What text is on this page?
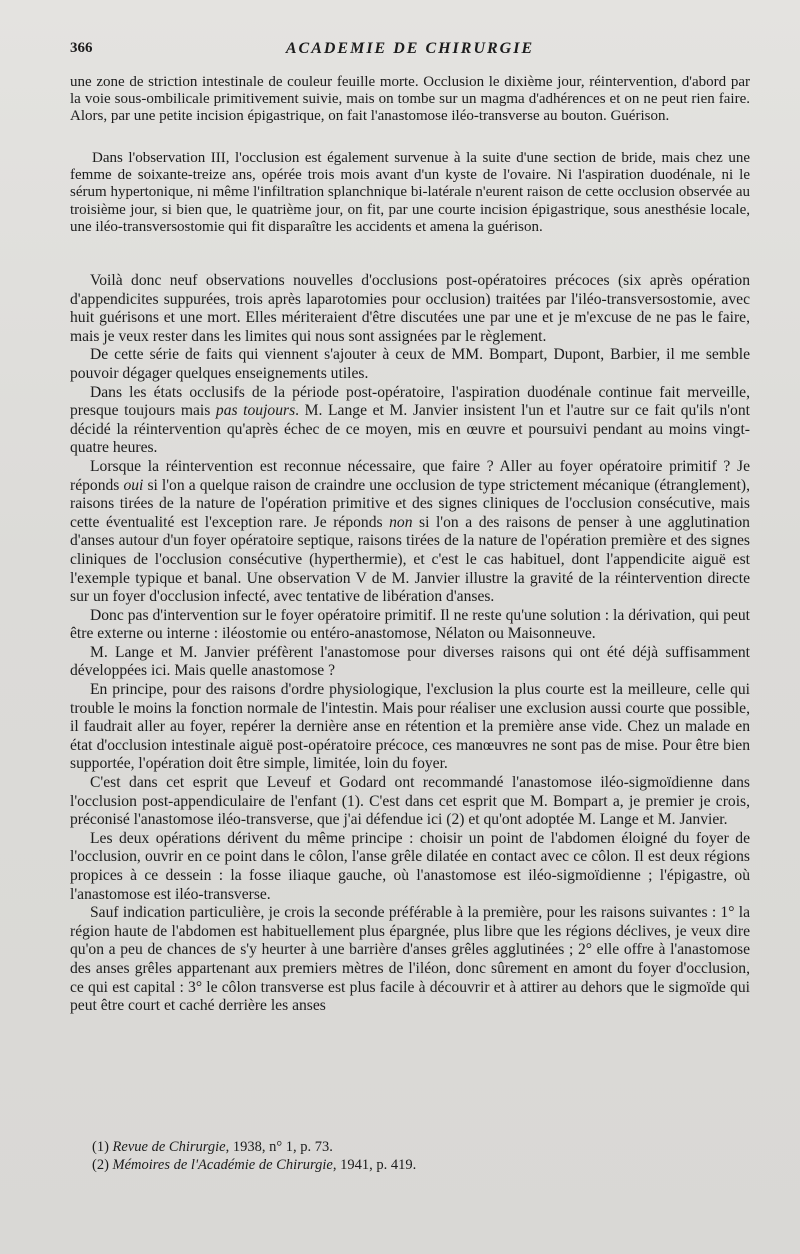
366	ACADEMIE DE CHIRURGIE

une zone de striction intestinale de couleur feuille morte. Occlusion le dixième jour, réintervention, d'abord par la voie sous-ombilicale primitivement suivie, mais on tombe sur un magma d'adhérences et on ne peut rien faire. Alors, par une petite incision épigastrique, on fait l'anastomose iléo-transverse au bouton. Guérison.

Dans l'observation III, l'occlusion est également survenue à la suite d'une section de bride, mais chez une femme de soixante-treize ans, opérée trois mois avant d'un kyste de l'ovaire. Ni l'aspiration duodénale, ni le sérum hypertonique, ni même l'infiltration splanchnique bi-latérale n'eurent raison de cette occlusion observée au troisième jour, si bien que, le quatrième jour, on fit, par une courte incision épigastrique, sous anesthésie locale, une iléo-transversostomie qui fit disparaître les accidents et amena la guérison.

Voilà donc neuf observations nouvelles d'occlusions post-opératoires précoces (six après opération d'appendicites suppurées, trois après laparotomies pour occlusion) traitées par l'iléo-transversostomie, avec huit guérisons et une mort. Elles mériteraient d'être discutées une par une et je m'excuse de ne pas le faire, mais je veux rester dans les limites qui nous sont assignées par le règlement.

De cette série de faits qui viennent s'ajouter à ceux de MM. Bompart, Dupont, Barbier, il me semble pouvoir dégager quelques enseignements utiles.

Dans les états occlusifs de la période post-opératoire, l'aspiration duodénale continue fait merveille, presque toujours mais pas toujours. M. Lange et M. Janvier insistent l'un et l'autre sur ce fait qu'ils n'ont décidé la réintervention qu'après échec de ce moyen, mis en œuvre et poursuivi pendant au moins vingt-quatre heures.

Lorsque la réintervention est reconnue nécessaire, que faire ? Aller au foyer opératoire primitif ? Je réponds oui si l'on a quelque raison de craindre une occlusion de type strictement mécanique (étranglement), raisons tirées de la nature de l'opération primitive et des signes cliniques de l'occlusion consécutive, mais cette éventualité est l'exception rare. Je réponds non si l'on a des raisons de penser à une agglutination d'anses autour d'un foyer opératoire septique, raisons tirées de la nature de l'opération première et des signes cliniques de l'occlusion consécutive (hyperthermie), et c'est le cas habituel, dont l'appendicite aiguë est l'exemple typique et banal. Une observation V de M. Janvier illustre la gravité de la réintervention directe sur un foyer d'occlusion infecté, avec tentative de libération d'anses.

Donc pas d'intervention sur le foyer opératoire primitif. Il ne reste qu'une solution : la dérivation, qui peut être externe ou interne : iléostomie ou entéro-anastomose, Nélaton ou Maisonneuve.

M. Lange et M. Janvier préfèrent l'anastomose pour diverses raisons qui ont été déjà suffisamment développées ici. Mais quelle anastomose ?

En principe, pour des raisons d'ordre physiologique, l'exclusion la plus courte est la meilleure, celle qui trouble le moins la fonction normale de l'intestin. Mais pour réaliser une exclusion aussi courte que possible, il faudrait aller au foyer, repérer la dernière anse en rétention et la première anse vide. Chez un malade en état d'occlusion intestinale aiguë post-opératoire précoce, ces manœuvres ne sont pas de mise. Pour être bien supportée, l'opération doit être simple, limitée, loin du foyer.

C'est dans cet esprit que Leveuf et Godard ont recommandé l'anastomose iléo-sigmoïdienne dans l'occlusion post-appendiculaire de l'enfant (1). C'est dans cet esprit que M. Bompart a, je premier je crois, préconisé l'anastomose iléo-transverse, que j'ai défendue ici (2) et qu'ont adoptée M. Lange et M. Janvier.

Les deux opérations dérivent du même principe : choisir un point de l'abdomen éloigné du foyer de l'occlusion, ouvrir en ce point dans le côlon, l'anse grêle dilatée en contact avec ce côlon. Il est deux régions propices à ce dessein : la fosse iliaque gauche, où l'anastomose est iléo-sigmoïdienne ; l'épigastre, où l'anastomose est iléo-transverse.

Sauf indication particulière, je crois la seconde préférable à la première, pour les raisons suivantes : 1° la région haute de l'abdomen est habituellement plus épargnée, plus libre que les régions déclives, je veux dire qu'on a peu de chances de s'y heurter à une barrière d'anses grêles agglutinées ; 2° elle offre à l'anastomose des anses grêles appartenant aux premiers mètres de l'iléon, donc sûrement en amont du foyer d'occlusion, ce qui est capital : 3° le côlon transverse est plus facile à découvrir et à attirer au dehors que le sigmoïde qui peut être court et caché derrière les anses

(1) Revue de Chirurgie, 1938, n° 1, p. 73.

(2) Mémoires de l'Académie de Chirurgie, 1941, p. 419.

> **STATED GOAL**
Without including any pictures, please restate all the records exactly.

> **TASK RESULT**
What text is on this page?
366	ACADEMIE DE CHIRURGIE

une zone de striction intestinale de couleur feuille morte. Occlusion le dixième jour, réintervention, d'abord par la voie sous-ombilicale primitivement suivie, mais on tombe sur un magma d'adhérences et on ne peut rien faire. Alors, par une petite incision épigastrique, on fait l'anastomose iléo-transverse au bouton. Guérison.

Dans l'observation III, l'occlusion est également survenue à la suite d'une section de bride, mais chez une femme de soixante-treize ans, opérée trois mois avant d'un kyste de l'ovaire. Ni l'aspiration duodénale, ni le sérum hypertonique, ni même l'infiltration splanchnique bi-latérale n'eurent raison de cette occlusion observée au troisième jour, si bien que, le quatrième jour, on fit, par une courte incision épigastrique, sous anesthésie locale, une iléo-transversostomie qui fit disparaître les accidents et amena la guérison.

Voilà donc neuf observations nouvelles d'occlusions post-opératoires précoces (six après opération d'appendicites suppurées, trois après laparotomies pour occlusion) traitées par l'iléo-transversostomie, avec huit guérisons et une mort. Elles mériteraient d'être discutées une par une et je m'excuse de ne pas le faire, mais je veux rester dans les limites qui nous sont assignées par le règlement.

De cette série de faits qui viennent s'ajouter à ceux de MM. Bompart, Dupont, Barbier, il me semble pouvoir dégager quelques enseignements utiles.

Dans les états occlusifs de la période post-opératoire, l'aspiration duodénale continue fait merveille, presque toujours mais pas toujours. M. Lange et M. Janvier insistent l'un et l'autre sur ce fait qu'ils n'ont décidé la réintervention qu'après échec de ce moyen, mis en œuvre et poursuivi pendant au moins vingt-quatre heures.

Lorsque la réintervention est reconnue nécessaire, que faire ? Aller au foyer opératoire primitif ? Je réponds oui si l'on a quelque raison de craindre une occlusion de type strictement mécanique (étranglement), raisons tirées de la nature de l'opération primitive et des signes cliniques de l'occlusion consécutive, mais cette éventualité est l'exception rare. Je réponds non si l'on a des raisons de penser à une agglutination d'anses autour d'un foyer opératoire septique, raisons tirées de la nature de l'opération première et des signes cliniques de l'occlusion consécutive (hyperthermie), et c'est le cas habituel, dont l'appendicite aiguë est l'exemple typique et banal. Une observation V de M. Janvier illustre la gravité de la réintervention directe sur un foyer d'occlusion infecté, avec tentative de libération d'anses.

Donc pas d'intervention sur le foyer opératoire primitif. Il ne reste qu'une solution : la dérivation, qui peut être externe ou interne : iléostomie ou entéro-anastomose, Nélaton ou Maisonneuve.

M. Lange et M. Janvier préfèrent l'anastomose pour diverses raisons qui ont été déjà suffisamment développées ici. Mais quelle anastomose ?

En principe, pour des raisons d'ordre physiologique, l'exclusion la plus courte est la meilleure, celle qui trouble le moins la fonction normale de l'intestin. Mais pour réaliser une exclusion aussi courte que possible, il faudrait aller au foyer, repérer la dernière anse en rétention et la première anse vide. Chez un malade en état d'occlusion intestinale aiguë post-opératoire précoce, ces manœuvres ne sont pas de mise. Pour être bien supportée, l'opération doit être simple, limitée, loin du foyer.

C'est dans cet esprit que Leveuf et Godard ont recommandé l'anastomose iléo-sigmoïdienne dans l'occlusion post-appendiculaire de l'enfant (1). C'est dans cet esprit que M. Bompart a, je premier je crois, préconisé l'anastomose iléo-transverse, que j'ai défendue ici (2) et qu'ont adoptée M. Lange et M. Janvier.

Les deux opérations dérivent du même principe : choisir un point de l'abdomen éloigné du foyer de l'occlusion, ouvrir en ce point dans le côlon, l'anse grêle dilatée en contact avec ce côlon. Il est deux régions propices à ce dessein : la fosse iliaque gauche, où l'anastomose est iléo-sigmoïdienne ; l'épigastre, où l'anastomose est iléo-transverse.

Sauf indication particulière, je crois la seconde préférable à la première, pour les raisons suivantes : 1° la région haute de l'abdomen est habituellement plus épargnée, plus libre que les régions déclives, je veux dire qu'on a peu de chances de s'y heurter à une barrière d'anses grêles agglutinées ; 2° elle offre à l'anastomose des anses grêles appartenant aux premiers mètres de l'iléon, donc sûrement en amont du foyer d'occlusion, ce qui est capital : 3° le côlon transverse est plus facile à découvrir et à attirer au dehors que le sigmoïde qui peut être court et caché derrière les anses

(1) Revue de Chirurgie, 1938, n° 1, p. 73.

(2) Mémoires de l'Académie de Chirurgie, 1941, p. 419.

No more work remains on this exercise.